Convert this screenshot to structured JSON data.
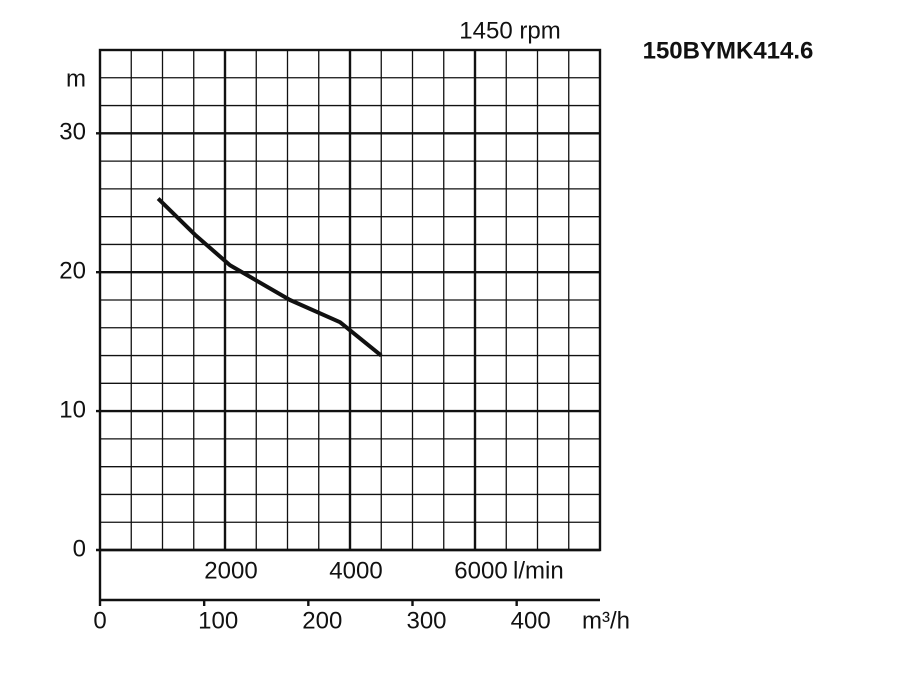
{
  "chart_data": {
    "type": "line",
    "title": "150BYMK414.6",
    "subtitle": "1450 rpm",
    "ylabel": "m",
    "xlabel": "l/min",
    "x2label": "m³/h",
    "xlim": [
      0,
      8000
    ],
    "xticks": [
      2000,
      4000,
      6000
    ],
    "xgrid": [
      0,
      500,
      1000,
      1500,
      2000,
      2500,
      3000,
      3500,
      4000,
      4500,
      5000,
      5500,
      6000,
      6500,
      7000,
      7500,
      8000
    ],
    "ylim": [
      0,
      36
    ],
    "yticks": [
      0,
      10,
      20,
      30
    ],
    "ygrid": [
      0,
      2,
      4,
      6,
      8,
      10,
      12,
      14,
      16,
      18,
      20,
      22,
      24,
      26,
      28,
      30,
      32,
      34,
      36
    ],
    "x2lim": [
      0,
      480
    ],
    "x2ticks": [
      0,
      100,
      200,
      300,
      400
    ],
    "series": [
      {
        "name": "150BYMK414.6",
        "color": "#111111",
        "x": [
          930,
          1520,
          2080,
          3040,
          3840,
          4500
        ],
        "values": [
          25.3,
          22.7,
          20.5,
          18.0,
          16.4,
          14.0
        ]
      }
    ]
  }
}
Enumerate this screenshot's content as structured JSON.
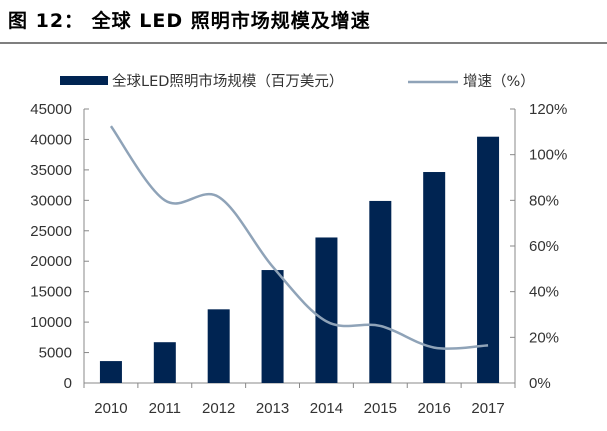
{
  "title": "图 12： 全球 LED 照明市场规模及增速",
  "chart_data": {
    "type": "bar+line",
    "title": "",
    "categories": [
      "2010",
      "2011",
      "2012",
      "2013",
      "2014",
      "2015",
      "2016",
      "2017"
    ],
    "series": [
      {
        "name": "全球LED照明市场规模（百万美元）",
        "type": "bar",
        "axis": "left",
        "color": "#002452",
        "values": [
          3600,
          6700,
          12100,
          18550,
          23900,
          29900,
          34650,
          40450
        ]
      },
      {
        "name": "增速（%）",
        "type": "line",
        "axis": "right",
        "color": "#8fa3b8",
        "values": [
          112.5,
          80,
          81.5,
          51,
          27,
          25,
          15.5,
          16.5
        ]
      }
    ],
    "left_axis": {
      "min": 0,
      "max": 45000,
      "ticks": [
        "0",
        "5000",
        "10000",
        "15000",
        "20000",
        "25000",
        "30000",
        "35000",
        "40000",
        "45000"
      ]
    },
    "right_axis": {
      "min": 0,
      "max": 120,
      "ticks": [
        "0%",
        "20%",
        "40%",
        "60%",
        "80%",
        "100%",
        "120%"
      ]
    },
    "legend_position": "top",
    "grid": false
  }
}
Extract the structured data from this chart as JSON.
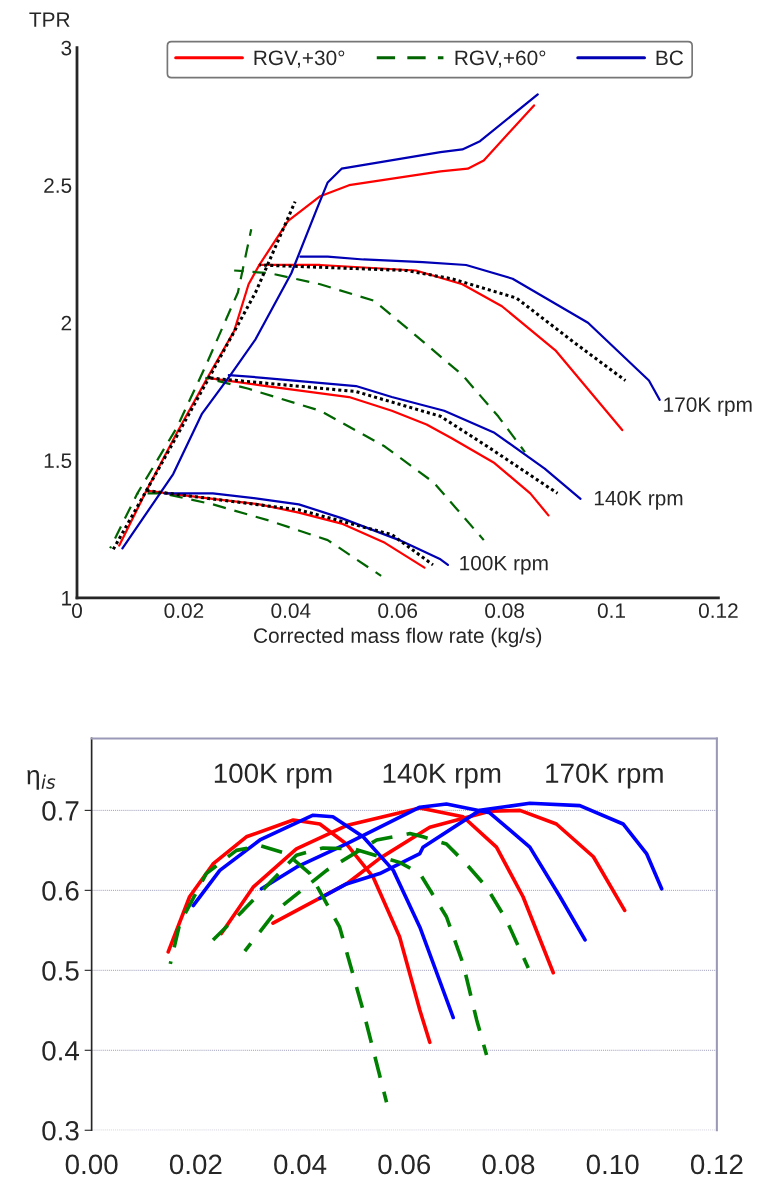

■ **TASK BRIEF**: Your task is to reproduce all of the material exactly. The pictures stay out.

■ **COMPLETED TASK**:
Convert this screenshot to structured JSON data.
{
  "chart_data": {
    "type": "line",
    "title": "150BYMK414.6",
    "subtitle": "1450 rpm",
    "ylabel": "m",
    "xlabel": "l/min",
    "x2label": "m³/h",
    "xlim": [
      0,
      8000
    ],
    "xticks": [
      2000,
      4000,
      6000
    ],
    "xgrid": [
      0,
      500,
      1000,
      1500,
      2000,
      2500,
      3000,
      3500,
      4000,
      4500,
      5000,
      5500,
      6000,
      6500,
      7000,
      7500,
      8000
    ],
    "ylim": [
      0,
      36
    ],
    "yticks": [
      0,
      10,
      20,
      30
    ],
    "ygrid": [
      0,
      2,
      4,
      6,
      8,
      10,
      12,
      14,
      16,
      18,
      20,
      22,
      24,
      26,
      28,
      30,
      32,
      34,
      36
    ],
    "x2lim": [
      0,
      480
    ],
    "x2ticks": [
      0,
      100,
      200,
      300,
      400
    ],
    "series": [
      {
        "name": "150BYMK414.6",
        "color": "#111111",
        "x": [
          930,
          1520,
          2080,
          3040,
          3840,
          4500
        ],
        "values": [
          25.3,
          22.7,
          20.5,
          18.0,
          16.4,
          14.0
        ]
      }
    ]
  }
}
Enumerate this screenshot's content as structured JSON.
{
  "title": "图 12： 全球 LED 照明市场规模及增速",
  "chart_data": {
    "type": "bar+line",
    "title": "",
    "categories": [
      "2010",
      "2011",
      "2012",
      "2013",
      "2014",
      "2015",
      "2016",
      "2017"
    ],
    "series": [
      {
        "name": "全球LED照明市场规模（百万美元）",
        "type": "bar",
        "axis": "left",
        "color": "#002452",
        "values": [
          3600,
          6700,
          12100,
          18550,
          23900,
          29900,
          34650,
          40450
        ]
      },
      {
        "name": "增速（%）",
        "type": "line",
        "axis": "right",
        "color": "#8fa3b8",
        "values": [
          112.5,
          80,
          81.5,
          51,
          27,
          25,
          15.5,
          16.5
        ]
      }
    ],
    "left_axis": {
      "min": 0,
      "max": 45000,
      "ticks": [
        "0",
        "5000",
        "10000",
        "15000",
        "20000",
        "25000",
        "30000",
        "35000",
        "40000",
        "45000"
      ]
    },
    "right_axis": {
      "min": 0,
      "max": 120,
      "ticks": [
        "0%",
        "20%",
        "40%",
        "60%",
        "80%",
        "100%",
        "120%"
      ]
    },
    "legend_position": "top",
    "grid": false
  }
}
Extract the structured data from this chart as JSON.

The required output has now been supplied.